Extract all of the entries and set them down verbatim.

--- start of Excerpted records ---

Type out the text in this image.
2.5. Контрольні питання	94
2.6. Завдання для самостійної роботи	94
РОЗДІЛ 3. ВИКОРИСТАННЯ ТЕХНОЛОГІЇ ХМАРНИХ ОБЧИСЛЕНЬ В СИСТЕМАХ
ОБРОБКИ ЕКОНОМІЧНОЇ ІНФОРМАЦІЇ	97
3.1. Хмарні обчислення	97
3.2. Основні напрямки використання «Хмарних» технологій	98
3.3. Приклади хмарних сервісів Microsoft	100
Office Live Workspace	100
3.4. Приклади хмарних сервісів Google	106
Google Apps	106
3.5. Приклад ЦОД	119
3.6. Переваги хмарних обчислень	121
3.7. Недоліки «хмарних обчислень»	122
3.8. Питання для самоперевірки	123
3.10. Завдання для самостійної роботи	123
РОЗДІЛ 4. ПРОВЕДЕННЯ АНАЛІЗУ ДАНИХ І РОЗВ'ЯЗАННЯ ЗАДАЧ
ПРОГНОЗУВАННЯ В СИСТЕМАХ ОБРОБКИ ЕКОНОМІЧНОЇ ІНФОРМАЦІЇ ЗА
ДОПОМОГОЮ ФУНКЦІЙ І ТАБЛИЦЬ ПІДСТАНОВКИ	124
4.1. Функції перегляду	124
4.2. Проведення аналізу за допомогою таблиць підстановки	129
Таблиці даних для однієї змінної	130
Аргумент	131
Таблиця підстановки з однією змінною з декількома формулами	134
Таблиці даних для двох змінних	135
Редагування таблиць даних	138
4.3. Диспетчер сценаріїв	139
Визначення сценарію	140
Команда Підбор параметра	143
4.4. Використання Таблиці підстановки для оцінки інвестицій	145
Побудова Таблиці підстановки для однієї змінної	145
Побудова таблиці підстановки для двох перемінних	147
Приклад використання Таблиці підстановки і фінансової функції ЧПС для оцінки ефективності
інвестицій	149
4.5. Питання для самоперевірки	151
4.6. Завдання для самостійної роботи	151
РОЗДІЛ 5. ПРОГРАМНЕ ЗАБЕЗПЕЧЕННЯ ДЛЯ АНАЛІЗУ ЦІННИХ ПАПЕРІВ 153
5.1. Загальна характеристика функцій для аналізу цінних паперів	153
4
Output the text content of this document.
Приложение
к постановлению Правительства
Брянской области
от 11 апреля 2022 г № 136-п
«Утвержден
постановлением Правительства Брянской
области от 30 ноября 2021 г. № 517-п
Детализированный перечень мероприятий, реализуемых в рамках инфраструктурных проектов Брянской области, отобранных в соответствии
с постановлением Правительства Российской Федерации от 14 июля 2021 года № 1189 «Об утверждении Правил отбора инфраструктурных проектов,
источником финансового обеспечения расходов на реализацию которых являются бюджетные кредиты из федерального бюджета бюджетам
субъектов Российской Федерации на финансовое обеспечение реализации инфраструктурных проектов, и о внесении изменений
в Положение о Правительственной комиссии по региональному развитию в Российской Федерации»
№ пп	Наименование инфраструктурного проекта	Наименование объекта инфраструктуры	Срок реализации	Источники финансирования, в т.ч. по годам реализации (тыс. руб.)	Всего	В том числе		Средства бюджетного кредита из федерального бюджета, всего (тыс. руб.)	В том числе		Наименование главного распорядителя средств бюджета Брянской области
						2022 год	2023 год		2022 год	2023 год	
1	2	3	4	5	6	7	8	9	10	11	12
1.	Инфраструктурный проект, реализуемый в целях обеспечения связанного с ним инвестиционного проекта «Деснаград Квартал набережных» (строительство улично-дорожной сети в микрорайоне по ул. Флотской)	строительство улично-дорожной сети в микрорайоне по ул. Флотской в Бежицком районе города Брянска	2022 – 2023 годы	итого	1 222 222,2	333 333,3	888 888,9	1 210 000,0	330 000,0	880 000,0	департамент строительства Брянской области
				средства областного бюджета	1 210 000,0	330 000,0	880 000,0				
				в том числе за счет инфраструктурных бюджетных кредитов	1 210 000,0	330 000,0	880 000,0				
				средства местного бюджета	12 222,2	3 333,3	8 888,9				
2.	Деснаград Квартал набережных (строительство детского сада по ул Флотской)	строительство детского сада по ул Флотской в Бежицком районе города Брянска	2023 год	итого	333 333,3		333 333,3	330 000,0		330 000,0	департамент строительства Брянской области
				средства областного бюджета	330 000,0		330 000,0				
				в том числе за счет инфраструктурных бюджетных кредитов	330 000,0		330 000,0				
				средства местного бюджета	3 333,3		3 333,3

--- end of Excerpted records ---

▸ **Result of this task**:
Type out the text in this image.
2.5. Контрольні питання	94
2.6. Завдання для самостійної роботи	94
РОЗДІЛ 3. ВИКОРИСТАННЯ ТЕХНОЛОГІЇ ХМАРНИХ ОБЧИСЛЕНЬ В СИСТЕМАХ
ОБРОБКИ ЕКОНОМІЧНОЇ ІНФОРМАЦІЇ	97
3.1. Хмарні обчислення	97
3.2. Основні напрямки використання «Хмарних» технологій	98
3.3. Приклади хмарних сервісів Microsoft	100
Office Live Workspace	100
3.4. Приклади хмарних сервісів Google	106
Google Apps	106
3.5. Приклад ЦОД	119
3.6. Переваги хмарних обчислень	121
3.7. Недоліки «хмарних обчислень»	122
3.8. Питання для самоперевірки	123
3.10. Завдання для самостійної роботи	123
РОЗДІЛ 4. ПРОВЕДЕННЯ АНАЛІЗУ ДАНИХ І РОЗВ'ЯЗАННЯ ЗАДАЧ
ПРОГНОЗУВАННЯ В СИСТЕМАХ ОБРОБКИ ЕКОНОМІЧНОЇ ІНФОРМАЦІЇ ЗА
ДОПОМОГОЮ ФУНКЦІЙ І ТАБЛИЦЬ ПІДСТАНОВКИ	124
4.1. Функції перегляду	124
4.2. Проведення аналізу за допомогою таблиць підстановки	129
Таблиці даних для однієї змінної	130
Аргумент	131
Таблиця підстановки з однією змінною з декількома формулами	134
Таблиці даних для двох змінних	135
Редагування таблиць даних	138
4.3. Диспетчер сценаріїв	139
Визначення сценарію	140
Команда Підбор параметра	143
4.4. Використання Таблиці підстановки для оцінки інвестицій	145
Побудова Таблиці підстановки для однієї змінної	145
Побудова таблиці підстановки для двох перемінних	147
Приклад використання Таблиці підстановки і фінансової функції ЧПС для оцінки ефективності
інвестицій	149
4.5. Питання для самоперевірки	151
4.6. Завдання для самостійної роботи	151
РОЗДІЛ 5. ПРОГРАМНЕ ЗАБЕЗПЕЧЕННЯ ДЛЯ АНАЛІЗУ ЦІННИХ ПАПЕРІВ 153
5.1. Загальна характеристика функцій для аналізу цінних паперів	153
4
Output the text content of this document.
Приложение
к постановлению Правительства
Брянской области
от 11 апреля 2022 г № 136-п
«Утвержден
постановлением Правительства Брянской
области от 30 ноября 2021 г. № 517-п
Детализированный перечень мероприятий, реализуемых в рамках инфраструктурных проектов Брянской области, отобранных в соответствии
с постановлением Правительства Российской Федерации от 14 июля 2021 года № 1189 «Об утверждении Правил отбора инфраструктурных проектов,
источником финансового обеспечения расходов на реализацию которых являются бюджетные кредиты из федерального бюджета бюджетам
субъектов Российской Федерации на финансовое обеспечение реализации инфраструктурных проектов, и о внесении изменений
в Положение о Правительственной комиссии по региональному развитию в Российской Федерации»
№ пп	Наименование инфраструктурного проекта	Наименование объекта инфраструктуры	Срок реализации	Источники финансирования, в т.ч. по годам реализации (тыс. руб.)	Всего	В том числе		Средства бюджетного кредита из федерального бюджета, всего (тыс. руб.)	В том числе		Наименование главного распорядителя средств бюджета Брянской области
						2022 год	2023 год		2022 год	2023 год	
1	2	3	4	5	6	7	8	9	10	11	12
1.	Инфраструктурный проект, реализуемый в целях обеспечения связанного с ним инвестиционного проекта «Деснаград Квартал набережных» (строительство улично-дорожной сети в микрорайоне по ул. Флотской)	строительство улично-дорожной сети в микрорайоне по ул. Флотской в Бежицком районе города Брянска	2022 – 2023 годы	итого	1 222 222,2	333 333,3	888 888,9	1 210 000,0	330 000,0	880 000,0	департамент строительства Брянской области
				средства областного бюджета	1 210 000,0	330 000,0	880 000,0				
				в том числе за счет инфраструктурных бюджетных кредитов	1 210 000,0	330 000,0	880 000,0				
				средства местного бюджета	12 222,2	3 333,3	8 888,9				
2.	Деснаград Квартал набережных (строительство детского сада по ул Флотской)	строительство детского сада по ул Флотской в Бежицком районе города Брянска	2023 год	итого	333 333,3		333 333,3	330 000,0		330 000,0	департамент строительства Брянской области
				средства областного бюджета	330 000,0		330 000,0				
				в том числе за счет инфраструктурных бюджетных кредитов	330 000,0		330 000,0				
				средства местного бюджета	3 333,3		3 333,3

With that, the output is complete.